__To do__
Each record that follows should be repeated exactly, minus any images.

Start of Excerpted records

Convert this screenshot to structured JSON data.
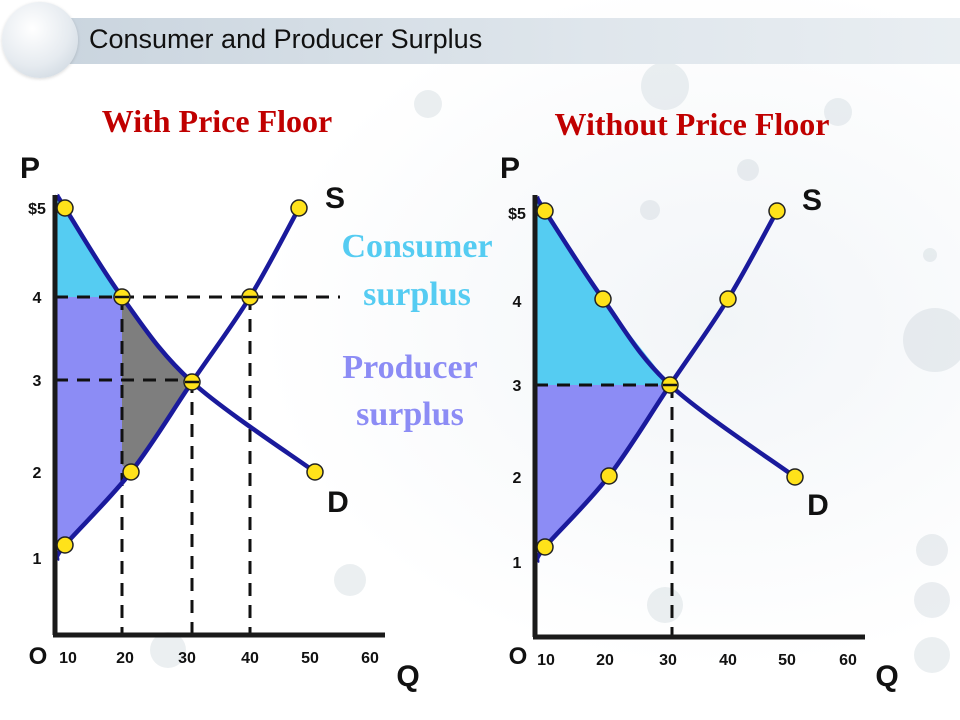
{
  "page_title": "Consumer and Producer Surplus",
  "colors": {
    "consumer_surplus": "#55ccf2",
    "producer_surplus": "#8c8cf5",
    "deadweight_loss": "#7e7e7e",
    "curve": "#1a1a9c",
    "point_fill": "#ffe21a",
    "price_floor_heading": "#c00000",
    "consumer_label": "#55ccf2",
    "producer_label": "#8c8cf5"
  },
  "legend": {
    "consumer": [
      "Consumer",
      "surplus"
    ],
    "producer": [
      "Producer",
      "surplus"
    ]
  },
  "chart_data": [
    {
      "type": "line",
      "heading": "With Price Floor",
      "ylabel": "P",
      "xlabel": "Q",
      "origin_label": "O",
      "ytick_labels": [
        "$5",
        "4",
        "3",
        "2",
        "1"
      ],
      "yticks": [
        5,
        4,
        3,
        2,
        1
      ],
      "xticks": [
        10,
        20,
        30,
        40,
        50,
        60
      ],
      "xlim": [
        0,
        60
      ],
      "ylim": [
        0,
        5.4
      ],
      "supply_label": "S",
      "demand_label": "D",
      "supply": [
        [
          10,
          1
        ],
        [
          20,
          2
        ],
        [
          30,
          3
        ],
        [
          40,
          4
        ],
        [
          50,
          5
        ]
      ],
      "demand": [
        [
          10,
          5
        ],
        [
          20,
          4
        ],
        [
          30,
          3
        ],
        [
          50,
          2
        ]
      ],
      "supply_points": [
        [
          10,
          1
        ],
        [
          20,
          2
        ],
        [
          30,
          3
        ],
        [
          40,
          4
        ],
        [
          50,
          5
        ]
      ],
      "demand_points": [
        [
          10,
          5
        ],
        [
          20,
          4
        ],
        [
          30,
          3
        ],
        [
          50,
          2
        ]
      ],
      "price_floor": 4,
      "equilibrium": [
        30,
        3
      ],
      "consumer_surplus": true,
      "producer_surplus": true,
      "deadweight_loss": true,
      "dashed_lines": [
        {
          "from": [
            0,
            4
          ],
          "to": [
            40,
            4
          ]
        },
        {
          "from": [
            40,
            4
          ],
          "to": [
            55,
            4
          ]
        },
        {
          "from": [
            0,
            3
          ],
          "to": [
            30,
            3
          ]
        },
        {
          "from": [
            20,
            4
          ],
          "to": [
            20,
            0
          ]
        },
        {
          "from": [
            30,
            3
          ],
          "to": [
            30,
            0
          ]
        },
        {
          "from": [
            40,
            4
          ],
          "to": [
            40,
            0
          ]
        }
      ]
    },
    {
      "type": "line",
      "heading": "Without Price Floor",
      "ylabel": "P",
      "xlabel": "Q",
      "origin_label": "O",
      "ytick_labels": [
        "$5",
        "4",
        "3",
        "2",
        "1"
      ],
      "yticks": [
        5,
        4,
        3,
        2,
        1
      ],
      "xticks": [
        10,
        20,
        30,
        40,
        50,
        60
      ],
      "xlim": [
        0,
        60
      ],
      "ylim": [
        0,
        5.4
      ],
      "supply_label": "S",
      "demand_label": "D",
      "supply": [
        [
          10,
          1
        ],
        [
          20,
          2
        ],
        [
          30,
          3
        ],
        [
          40,
          4
        ],
        [
          50,
          5
        ]
      ],
      "demand": [
        [
          10,
          5
        ],
        [
          20,
          4
        ],
        [
          30,
          3
        ],
        [
          50,
          2
        ]
      ],
      "supply_points": [
        [
          10,
          1
        ],
        [
          20,
          2
        ],
        [
          40,
          4
        ],
        [
          50,
          5
        ]
      ],
      "demand_points": [
        [
          10,
          5
        ],
        [
          20,
          4
        ],
        [
          30,
          3
        ],
        [
          50,
          2
        ]
      ],
      "price_floor": null,
      "equilibrium": [
        30,
        3
      ],
      "consumer_surplus": true,
      "producer_surplus": true,
      "deadweight_loss": false,
      "dashed_lines": [
        {
          "from": [
            0,
            3
          ],
          "to": [
            30,
            3
          ]
        },
        {
          "from": [
            30,
            3
          ],
          "to": [
            30,
            0
          ]
        }
      ]
    }
  ]
}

End of Excerpted records

__Response to the task__
Convert this screenshot to structured JSON data.
{
  "page_title": "Consumer and Producer Surplus",
  "colors": {
    "consumer_surplus": "#55ccf2",
    "producer_surplus": "#8c8cf5",
    "deadweight_loss": "#7e7e7e",
    "curve": "#1a1a9c",
    "point_fill": "#ffe21a",
    "price_floor_heading": "#c00000",
    "consumer_label": "#55ccf2",
    "producer_label": "#8c8cf5"
  },
  "legend": {
    "consumer": [
      "Consumer",
      "surplus"
    ],
    "producer": [
      "Producer",
      "surplus"
    ]
  },
  "chart_data": [
    {
      "type": "line",
      "heading": "With Price Floor",
      "ylabel": "P",
      "xlabel": "Q",
      "origin_label": "O",
      "ytick_labels": [
        "$5",
        "4",
        "3",
        "2",
        "1"
      ],
      "yticks": [
        5,
        4,
        3,
        2,
        1
      ],
      "xticks": [
        10,
        20,
        30,
        40,
        50,
        60
      ],
      "xlim": [
        0,
        60
      ],
      "ylim": [
        0,
        5.4
      ],
      "supply_label": "S",
      "demand_label": "D",
      "supply": [
        [
          10,
          1
        ],
        [
          20,
          2
        ],
        [
          30,
          3
        ],
        [
          40,
          4
        ],
        [
          50,
          5
        ]
      ],
      "demand": [
        [
          10,
          5
        ],
        [
          20,
          4
        ],
        [
          30,
          3
        ],
        [
          50,
          2
        ]
      ],
      "supply_points": [
        [
          10,
          1
        ],
        [
          20,
          2
        ],
        [
          30,
          3
        ],
        [
          40,
          4
        ],
        [
          50,
          5
        ]
      ],
      "demand_points": [
        [
          10,
          5
        ],
        [
          20,
          4
        ],
        [
          30,
          3
        ],
        [
          50,
          2
        ]
      ],
      "price_floor": 4,
      "equilibrium": [
        30,
        3
      ],
      "consumer_surplus": true,
      "producer_surplus": true,
      "deadweight_loss": true,
      "dashed_lines": [
        {
          "from": [
            0,
            4
          ],
          "to": [
            40,
            4
          ]
        },
        {
          "from": [
            40,
            4
          ],
          "to": [
            55,
            4
          ]
        },
        {
          "from": [
            0,
            3
          ],
          "to": [
            30,
            3
          ]
        },
        {
          "from": [
            20,
            4
          ],
          "to": [
            20,
            0
          ]
        },
        {
          "from": [
            30,
            3
          ],
          "to": [
            30,
            0
          ]
        },
        {
          "from": [
            40,
            4
          ],
          "to": [
            40,
            0
          ]
        }
      ]
    },
    {
      "type": "line",
      "heading": "Without Price Floor",
      "ylabel": "P",
      "xlabel": "Q",
      "origin_label": "O",
      "ytick_labels": [
        "$5",
        "4",
        "3",
        "2",
        "1"
      ],
      "yticks": [
        5,
        4,
        3,
        2,
        1
      ],
      "xticks": [
        10,
        20,
        30,
        40,
        50,
        60
      ],
      "xlim": [
        0,
        60
      ],
      "ylim": [
        0,
        5.4
      ],
      "supply_label": "S",
      "demand_label": "D",
      "supply": [
        [
          10,
          1
        ],
        [
          20,
          2
        ],
        [
          30,
          3
        ],
        [
          40,
          4
        ],
        [
          50,
          5
        ]
      ],
      "demand": [
        [
          10,
          5
        ],
        [
          20,
          4
        ],
        [
          30,
          3
        ],
        [
          50,
          2
        ]
      ],
      "supply_points": [
        [
          10,
          1
        ],
        [
          20,
          2
        ],
        [
          40,
          4
        ],
        [
          50,
          5
        ]
      ],
      "demand_points": [
        [
          10,
          5
        ],
        [
          20,
          4
        ],
        [
          30,
          3
        ],
        [
          50,
          2
        ]
      ],
      "price_floor": null,
      "equilibrium": [
        30,
        3
      ],
      "consumer_surplus": true,
      "producer_surplus": true,
      "deadweight_loss": false,
      "dashed_lines": [
        {
          "from": [
            0,
            3
          ],
          "to": [
            30,
            3
          ]
        },
        {
          "from": [
            30,
            3
          ],
          "to": [
            30,
            0
          ]
        }
      ]
    }
  ]
}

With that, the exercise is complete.